### PROBLEM TO WORK ON
Repeat the records exactly. Every line must match.

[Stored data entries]
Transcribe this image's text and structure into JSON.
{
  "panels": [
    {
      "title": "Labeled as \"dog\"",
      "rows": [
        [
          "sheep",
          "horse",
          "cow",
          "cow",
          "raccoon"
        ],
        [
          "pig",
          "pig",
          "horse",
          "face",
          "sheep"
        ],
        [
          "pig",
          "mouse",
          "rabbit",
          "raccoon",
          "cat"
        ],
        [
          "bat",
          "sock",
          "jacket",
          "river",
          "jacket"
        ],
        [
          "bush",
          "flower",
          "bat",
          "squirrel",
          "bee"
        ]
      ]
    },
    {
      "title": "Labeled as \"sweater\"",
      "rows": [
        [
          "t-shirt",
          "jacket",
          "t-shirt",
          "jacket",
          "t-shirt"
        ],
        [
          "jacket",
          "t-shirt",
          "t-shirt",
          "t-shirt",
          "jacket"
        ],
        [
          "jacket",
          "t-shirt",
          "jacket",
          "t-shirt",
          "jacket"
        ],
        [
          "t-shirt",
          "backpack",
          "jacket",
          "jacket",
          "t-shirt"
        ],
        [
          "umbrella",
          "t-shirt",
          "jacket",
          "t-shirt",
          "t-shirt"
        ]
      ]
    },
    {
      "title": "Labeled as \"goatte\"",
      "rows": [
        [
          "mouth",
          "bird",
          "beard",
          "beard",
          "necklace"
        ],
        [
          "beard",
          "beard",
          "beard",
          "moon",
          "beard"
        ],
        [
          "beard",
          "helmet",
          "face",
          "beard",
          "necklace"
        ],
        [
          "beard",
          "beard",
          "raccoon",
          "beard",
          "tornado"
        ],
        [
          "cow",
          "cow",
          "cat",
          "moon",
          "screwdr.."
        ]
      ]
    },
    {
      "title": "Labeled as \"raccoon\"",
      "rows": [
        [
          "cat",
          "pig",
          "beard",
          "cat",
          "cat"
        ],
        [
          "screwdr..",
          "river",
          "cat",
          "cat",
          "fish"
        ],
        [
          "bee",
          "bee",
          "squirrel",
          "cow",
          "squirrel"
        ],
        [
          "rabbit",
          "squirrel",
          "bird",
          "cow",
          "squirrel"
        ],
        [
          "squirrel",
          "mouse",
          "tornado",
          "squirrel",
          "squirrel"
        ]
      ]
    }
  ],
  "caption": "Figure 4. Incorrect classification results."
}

### SOLUTION TO THE PROBLEM
Transcribe this image's text and structure into JSON.
{
  "panels": [
    {
      "title": "Labeled as \"dog\"",
      "rows": [
        [
          "sheep",
          "horse",
          "cow",
          "cow",
          "raccoon"
        ],
        [
          "pig",
          "pig",
          "horse",
          "face",
          "sheep"
        ],
        [
          "pig",
          "mouse",
          "rabbit",
          "raccoon",
          "cat"
        ],
        [
          "bat",
          "sock",
          "jacket",
          "river",
          "jacket"
        ],
        [
          "bush",
          "flower",
          "bat",
          "squirrel",
          "bee"
        ]
      ]
    },
    {
      "title": "Labeled as \"sweater\"",
      "rows": [
        [
          "t-shirt",
          "jacket",
          "t-shirt",
          "jacket",
          "t-shirt"
        ],
        [
          "jacket",
          "t-shirt",
          "t-shirt",
          "t-shirt",
          "jacket"
        ],
        [
          "jacket",
          "t-shirt",
          "jacket",
          "t-shirt",
          "jacket"
        ],
        [
          "t-shirt",
          "backpack",
          "jacket",
          "jacket",
          "t-shirt"
        ],
        [
          "umbrella",
          "t-shirt",
          "jacket",
          "t-shirt",
          "t-shirt"
        ]
      ]
    },
    {
      "title": "Labeled as \"goatte\"",
      "rows": [
        [
          "mouth",
          "bird",
          "beard",
          "beard",
          "necklace"
        ],
        [
          "beard",
          "beard",
          "beard",
          "moon",
          "beard"
        ],
        [
          "beard",
          "helmet",
          "face",
          "beard",
          "necklace"
        ],
        [
          "beard",
          "beard",
          "raccoon",
          "beard",
          "tornado"
        ],
        [
          "cow",
          "cow",
          "cat",
          "moon",
          "screwdr.."
        ]
      ]
    },
    {
      "title": "Labeled as \"raccoon\"",
      "rows": [
        [
          "cat",
          "pig",
          "beard",
          "cat",
          "cat"
        ],
        [
          "screwdr..",
          "river",
          "cat",
          "cat",
          "fish"
        ],
        [
          "bee",
          "bee",
          "squirrel",
          "cow",
          "squirrel"
        ],
        [
          "rabbit",
          "squirrel",
          "bird",
          "cow",
          "squirrel"
        ],
        [
          "squirrel",
          "mouse",
          "tornado",
          "squirrel",
          "squirrel"
        ]
      ]
    }
  ],
  "caption": "Figure 4. Incorrect classification results."
}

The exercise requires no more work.